[Data entries start]

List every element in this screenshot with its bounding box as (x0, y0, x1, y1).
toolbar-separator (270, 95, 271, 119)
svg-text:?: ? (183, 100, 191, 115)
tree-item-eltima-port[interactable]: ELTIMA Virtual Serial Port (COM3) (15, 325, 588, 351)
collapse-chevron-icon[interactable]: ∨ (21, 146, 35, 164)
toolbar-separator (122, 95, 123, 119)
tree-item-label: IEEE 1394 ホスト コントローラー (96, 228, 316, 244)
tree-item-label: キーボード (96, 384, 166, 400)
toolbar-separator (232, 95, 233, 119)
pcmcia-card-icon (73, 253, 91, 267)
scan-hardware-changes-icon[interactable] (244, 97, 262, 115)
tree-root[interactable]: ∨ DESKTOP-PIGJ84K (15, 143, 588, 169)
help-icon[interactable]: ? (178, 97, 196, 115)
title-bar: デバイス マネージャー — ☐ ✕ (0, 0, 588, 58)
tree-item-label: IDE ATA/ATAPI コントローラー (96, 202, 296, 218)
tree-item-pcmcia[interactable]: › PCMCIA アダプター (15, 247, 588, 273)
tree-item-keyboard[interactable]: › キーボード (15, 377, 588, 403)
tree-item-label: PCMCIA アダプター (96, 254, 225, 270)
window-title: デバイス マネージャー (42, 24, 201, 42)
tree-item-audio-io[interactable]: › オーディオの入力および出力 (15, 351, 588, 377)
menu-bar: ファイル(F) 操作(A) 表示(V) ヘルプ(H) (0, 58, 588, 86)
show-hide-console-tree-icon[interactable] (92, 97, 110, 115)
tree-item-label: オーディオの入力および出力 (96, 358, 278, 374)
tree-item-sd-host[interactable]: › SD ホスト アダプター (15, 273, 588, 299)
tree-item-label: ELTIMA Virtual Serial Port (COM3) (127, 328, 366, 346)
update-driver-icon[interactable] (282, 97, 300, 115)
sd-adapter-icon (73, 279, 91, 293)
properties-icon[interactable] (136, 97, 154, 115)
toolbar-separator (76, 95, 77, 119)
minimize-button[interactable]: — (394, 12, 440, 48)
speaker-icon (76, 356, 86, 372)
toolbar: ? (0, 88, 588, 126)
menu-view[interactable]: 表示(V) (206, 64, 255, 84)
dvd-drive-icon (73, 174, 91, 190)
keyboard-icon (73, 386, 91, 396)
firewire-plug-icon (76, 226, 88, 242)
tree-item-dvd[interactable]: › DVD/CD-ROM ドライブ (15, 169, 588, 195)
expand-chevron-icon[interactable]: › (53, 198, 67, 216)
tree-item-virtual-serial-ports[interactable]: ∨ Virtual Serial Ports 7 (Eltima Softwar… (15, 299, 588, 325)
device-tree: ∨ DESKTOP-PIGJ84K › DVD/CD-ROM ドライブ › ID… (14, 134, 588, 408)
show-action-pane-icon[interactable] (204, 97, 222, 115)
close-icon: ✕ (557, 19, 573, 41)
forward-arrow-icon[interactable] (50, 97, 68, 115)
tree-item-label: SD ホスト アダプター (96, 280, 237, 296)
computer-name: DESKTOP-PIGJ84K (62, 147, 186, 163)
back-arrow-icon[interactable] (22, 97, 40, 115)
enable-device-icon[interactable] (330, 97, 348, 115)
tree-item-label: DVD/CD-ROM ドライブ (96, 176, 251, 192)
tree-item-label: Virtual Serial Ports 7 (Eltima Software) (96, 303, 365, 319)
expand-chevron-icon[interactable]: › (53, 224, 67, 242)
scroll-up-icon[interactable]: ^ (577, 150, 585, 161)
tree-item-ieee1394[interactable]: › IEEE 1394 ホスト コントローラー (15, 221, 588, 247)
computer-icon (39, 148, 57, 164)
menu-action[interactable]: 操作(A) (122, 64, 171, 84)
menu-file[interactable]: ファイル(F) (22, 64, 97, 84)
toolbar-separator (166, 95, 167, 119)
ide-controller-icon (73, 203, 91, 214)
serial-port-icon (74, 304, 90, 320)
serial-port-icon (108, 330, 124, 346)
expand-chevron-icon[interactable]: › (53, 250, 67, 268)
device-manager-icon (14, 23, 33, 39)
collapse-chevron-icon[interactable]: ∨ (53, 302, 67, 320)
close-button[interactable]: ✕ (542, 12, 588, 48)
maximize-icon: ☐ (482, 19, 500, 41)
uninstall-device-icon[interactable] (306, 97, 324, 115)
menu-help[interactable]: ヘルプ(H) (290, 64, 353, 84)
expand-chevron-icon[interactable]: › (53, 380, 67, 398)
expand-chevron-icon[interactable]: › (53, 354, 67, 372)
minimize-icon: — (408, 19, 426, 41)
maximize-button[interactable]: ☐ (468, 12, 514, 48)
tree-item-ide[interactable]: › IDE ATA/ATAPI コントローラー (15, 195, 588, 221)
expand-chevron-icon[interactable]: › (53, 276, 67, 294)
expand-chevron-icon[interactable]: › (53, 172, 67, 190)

[Data entries end]

== The exercise ==
Copy the entry above line for line, preserving every character, coordinate, and line break without alteration.

== Response ==
List every element in this screenshot with its bounding box as (x0, y0, x1, y1).
toolbar-separator (270, 95, 271, 119)
svg-text:?: ? (183, 100, 191, 115)
tree-item-eltima-port[interactable]: ELTIMA Virtual Serial Port (COM3) (15, 325, 588, 351)
collapse-chevron-icon[interactable]: ∨ (21, 146, 35, 164)
toolbar-separator (122, 95, 123, 119)
tree-item-label: IEEE 1394 ホスト コントローラー (96, 228, 316, 244)
tree-item-label: キーボード (96, 384, 166, 400)
toolbar-separator (232, 95, 233, 119)
pcmcia-card-icon (73, 253, 91, 267)
scan-hardware-changes-icon[interactable] (244, 97, 262, 115)
tree-root[interactable]: ∨ DESKTOP-PIGJ84K (15, 143, 588, 169)
help-icon[interactable]: ? (178, 97, 196, 115)
title-bar: デバイス マネージャー — ☐ ✕ (0, 0, 588, 58)
tree-item-label: IDE ATA/ATAPI コントローラー (96, 202, 296, 218)
tree-item-pcmcia[interactable]: › PCMCIA アダプター (15, 247, 588, 273)
tree-item-keyboard[interactable]: › キーボード (15, 377, 588, 403)
tree-item-label: PCMCIA アダプター (96, 254, 225, 270)
window-title: デバイス マネージャー (42, 24, 201, 42)
tree-item-audio-io[interactable]: › オーディオの入力および出力 (15, 351, 588, 377)
menu-bar: ファイル(F) 操作(A) 表示(V) ヘルプ(H) (0, 58, 588, 86)
show-hide-console-tree-icon[interactable] (92, 97, 110, 115)
tree-item-label: オーディオの入力および出力 (96, 358, 278, 374)
tree-item-sd-host[interactable]: › SD ホスト アダプター (15, 273, 588, 299)
tree-item-label: ELTIMA Virtual Serial Port (COM3) (127, 328, 366, 346)
update-driver-icon[interactable] (282, 97, 300, 115)
sd-adapter-icon (73, 279, 91, 293)
properties-icon[interactable] (136, 97, 154, 115)
toolbar-separator (76, 95, 77, 119)
minimize-button[interactable]: — (394, 12, 440, 48)
speaker-icon (76, 356, 86, 372)
toolbar: ? (0, 88, 588, 126)
menu-view[interactable]: 表示(V) (206, 64, 255, 84)
dvd-drive-icon (73, 174, 91, 190)
keyboard-icon (73, 386, 91, 396)
firewire-plug-icon (76, 226, 88, 242)
tree-item-dvd[interactable]: › DVD/CD-ROM ドライブ (15, 169, 588, 195)
expand-chevron-icon[interactable]: › (53, 198, 67, 216)
tree-item-virtual-serial-ports[interactable]: ∨ Virtual Serial Ports 7 (Eltima Softwar… (15, 299, 588, 325)
device-tree: ∨ DESKTOP-PIGJ84K › DVD/CD-ROM ドライブ › ID… (14, 134, 588, 408)
show-action-pane-icon[interactable] (204, 97, 222, 115)
close-icon: ✕ (557, 19, 573, 41)
forward-arrow-icon[interactable] (50, 97, 68, 115)
tree-item-label: SD ホスト アダプター (96, 280, 237, 296)
computer-name: DESKTOP-PIGJ84K (62, 147, 186, 163)
back-arrow-icon[interactable] (22, 97, 40, 115)
enable-device-icon[interactable] (330, 97, 348, 115)
tree-item-label: DVD/CD-ROM ドライブ (96, 176, 251, 192)
tree-item-label: Virtual Serial Ports 7 (Eltima Software) (96, 303, 365, 319)
expand-chevron-icon[interactable]: › (53, 224, 67, 242)
scroll-up-icon[interactable]: ^ (577, 150, 585, 161)
tree-item-ieee1394[interactable]: › IEEE 1394 ホスト コントローラー (15, 221, 588, 247)
computer-icon (39, 148, 57, 164)
menu-action[interactable]: 操作(A) (122, 64, 171, 84)
menu-file[interactable]: ファイル(F) (22, 64, 97, 84)
toolbar-separator (166, 95, 167, 119)
ide-controller-icon (73, 203, 91, 214)
serial-port-icon (74, 304, 90, 320)
serial-port-icon (108, 330, 124, 346)
expand-chevron-icon[interactable]: › (53, 250, 67, 268)
device-manager-icon (14, 23, 33, 39)
collapse-chevron-icon[interactable]: ∨ (53, 302, 67, 320)
close-button[interactable]: ✕ (542, 12, 588, 48)
maximize-icon: ☐ (482, 19, 500, 41)
uninstall-device-icon[interactable] (306, 97, 324, 115)
menu-help[interactable]: ヘルプ(H) (290, 64, 353, 84)
expand-chevron-icon[interactable]: › (53, 380, 67, 398)
expand-chevron-icon[interactable]: › (53, 354, 67, 372)
minimize-icon: — (408, 19, 426, 41)
maximize-button[interactable]: ☐ (468, 12, 514, 48)
tree-item-ide[interactable]: › IDE ATA/ATAPI コントローラー (15, 195, 588, 221)
expand-chevron-icon[interactable]: › (53, 276, 67, 294)
expand-chevron-icon[interactable]: › (53, 172, 67, 190)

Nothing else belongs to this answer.